Task directions
Return the records exactly as they are.

Data supplied
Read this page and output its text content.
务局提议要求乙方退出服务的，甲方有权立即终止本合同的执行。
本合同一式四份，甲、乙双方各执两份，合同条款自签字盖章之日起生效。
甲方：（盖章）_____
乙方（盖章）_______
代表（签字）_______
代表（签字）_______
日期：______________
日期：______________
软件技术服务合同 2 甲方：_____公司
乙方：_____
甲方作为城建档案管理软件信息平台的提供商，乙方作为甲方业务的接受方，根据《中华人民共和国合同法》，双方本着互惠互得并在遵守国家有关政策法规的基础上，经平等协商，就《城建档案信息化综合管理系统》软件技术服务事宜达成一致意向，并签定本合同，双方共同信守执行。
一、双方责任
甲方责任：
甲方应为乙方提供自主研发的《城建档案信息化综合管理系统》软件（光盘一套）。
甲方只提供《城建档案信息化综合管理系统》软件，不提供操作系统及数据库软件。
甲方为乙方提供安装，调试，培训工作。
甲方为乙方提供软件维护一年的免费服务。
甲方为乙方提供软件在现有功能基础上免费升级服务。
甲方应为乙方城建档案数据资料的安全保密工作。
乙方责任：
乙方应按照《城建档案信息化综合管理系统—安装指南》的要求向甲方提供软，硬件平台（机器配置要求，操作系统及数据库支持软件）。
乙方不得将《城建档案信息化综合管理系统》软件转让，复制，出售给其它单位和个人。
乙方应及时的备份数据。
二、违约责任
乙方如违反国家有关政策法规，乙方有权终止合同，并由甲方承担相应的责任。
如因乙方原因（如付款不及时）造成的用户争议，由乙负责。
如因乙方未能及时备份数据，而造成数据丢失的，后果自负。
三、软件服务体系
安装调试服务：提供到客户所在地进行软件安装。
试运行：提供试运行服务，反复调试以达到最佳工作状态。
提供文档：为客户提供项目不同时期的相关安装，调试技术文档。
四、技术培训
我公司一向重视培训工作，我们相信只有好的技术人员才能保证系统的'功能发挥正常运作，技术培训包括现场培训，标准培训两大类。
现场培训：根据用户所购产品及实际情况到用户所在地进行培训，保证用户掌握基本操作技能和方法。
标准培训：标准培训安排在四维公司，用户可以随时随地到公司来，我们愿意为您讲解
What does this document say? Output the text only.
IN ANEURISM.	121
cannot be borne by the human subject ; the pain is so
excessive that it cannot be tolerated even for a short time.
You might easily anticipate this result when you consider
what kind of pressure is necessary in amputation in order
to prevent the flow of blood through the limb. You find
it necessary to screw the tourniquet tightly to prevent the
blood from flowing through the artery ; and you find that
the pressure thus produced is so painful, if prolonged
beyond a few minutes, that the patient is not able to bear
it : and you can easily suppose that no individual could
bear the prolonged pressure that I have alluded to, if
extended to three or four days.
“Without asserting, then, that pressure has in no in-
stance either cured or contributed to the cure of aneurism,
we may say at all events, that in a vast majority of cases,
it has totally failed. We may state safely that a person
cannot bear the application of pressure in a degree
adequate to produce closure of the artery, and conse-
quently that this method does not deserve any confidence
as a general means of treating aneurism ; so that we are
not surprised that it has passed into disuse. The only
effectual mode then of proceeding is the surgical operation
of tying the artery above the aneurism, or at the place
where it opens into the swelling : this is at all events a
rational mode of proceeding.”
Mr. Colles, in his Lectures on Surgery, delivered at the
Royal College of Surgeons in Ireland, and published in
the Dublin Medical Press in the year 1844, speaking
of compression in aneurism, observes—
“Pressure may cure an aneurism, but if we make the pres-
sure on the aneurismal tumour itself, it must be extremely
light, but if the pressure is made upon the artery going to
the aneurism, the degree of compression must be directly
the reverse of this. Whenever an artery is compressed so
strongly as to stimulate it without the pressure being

Solved problem
Read this page and output its text content.
务局提议要求乙方退出服务的，甲方有权立即终止本合同的执行。
本合同一式四份，甲、乙双方各执两份，合同条款自签字盖章之日起生效。
甲方：（盖章）_____
乙方（盖章）_______
代表（签字）_______
代表（签字）_______
日期：______________
日期：______________
软件技术服务合同 2 甲方：_____公司
乙方：_____
甲方作为城建档案管理软件信息平台的提供商，乙方作为甲方业务的接受方，根据《中华人民共和国合同法》，双方本着互惠互得并在遵守国家有关政策法规的基础上，经平等协商，就《城建档案信息化综合管理系统》软件技术服务事宜达成一致意向，并签定本合同，双方共同信守执行。
一、双方责任
甲方责任：
甲方应为乙方提供自主研发的《城建档案信息化综合管理系统》软件（光盘一套）。
甲方只提供《城建档案信息化综合管理系统》软件，不提供操作系统及数据库软件。
甲方为乙方提供安装，调试，培训工作。
甲方为乙方提供软件维护一年的免费服务。
甲方为乙方提供软件在现有功能基础上免费升级服务。
甲方应为乙方城建档案数据资料的安全保密工作。
乙方责任：
乙方应按照《城建档案信息化综合管理系统—安装指南》的要求向甲方提供软，硬件平台（机器配置要求，操作系统及数据库支持软件）。
乙方不得将《城建档案信息化综合管理系统》软件转让，复制，出售给其它单位和个人。
乙方应及时的备份数据。
二、违约责任
乙方如违反国家有关政策法规，乙方有权终止合同，并由甲方承担相应的责任。
如因乙方原因（如付款不及时）造成的用户争议，由乙负责。
如因乙方未能及时备份数据，而造成数据丢失的，后果自负。
三、软件服务体系
安装调试服务：提供到客户所在地进行软件安装。
试运行：提供试运行服务，反复调试以达到最佳工作状态。
提供文档：为客户提供项目不同时期的相关安装，调试技术文档。
四、技术培训
我公司一向重视培训工作，我们相信只有好的技术人员才能保证系统的'功能发挥正常运作，技术培训包括现场培训，标准培训两大类。
现场培训：根据用户所购产品及实际情况到用户所在地进行培训，保证用户掌握基本操作技能和方法。
标准培训：标准培训安排在四维公司，用户可以随时随地到公司来，我们愿意为您讲解
What does this document say? Output the text only.
IN ANEURISM.	121
cannot be borne by the human subject ; the pain is so
excessive that it cannot be tolerated even for a short time.
You might easily anticipate this result when you consider
what kind of pressure is necessary in amputation in order
to prevent the flow of blood through the limb. You find
it necessary to screw the tourniquet tightly to prevent the
blood from flowing through the artery ; and you find that
the pressure thus produced is so painful, if prolonged
beyond a few minutes, that the patient is not able to bear
it : and you can easily suppose that no individual could
bear the prolonged pressure that I have alluded to, if
extended to three or four days.
“Without asserting, then, that pressure has in no in-
stance either cured or contributed to the cure of aneurism,
we may say at all events, that in a vast majority of cases,
it has totally failed. We may state safely that a person
cannot bear the application of pressure in a degree
adequate to produce closure of the artery, and conse-
quently that this method does not deserve any confidence
as a general means of treating aneurism ; so that we are
not surprised that it has passed into disuse. The only
effectual mode then of proceeding is the surgical operation
of tying the artery above the aneurism, or at the place
where it opens into the swelling : this is at all events a
rational mode of proceeding.”
Mr. Colles, in his Lectures on Surgery, delivered at the
Royal College of Surgeons in Ireland, and published in
the Dublin Medical Press in the year 1844, speaking
of compression in aneurism, observes—
“Pressure may cure an aneurism, but if we make the pres-
sure on the aneurismal tumour itself, it must be extremely
light, but if the pressure is made upon the artery going to
the aneurism, the degree of compression must be directly
the reverse of this. Whenever an artery is compressed so
strongly as to stimulate it without the pressure being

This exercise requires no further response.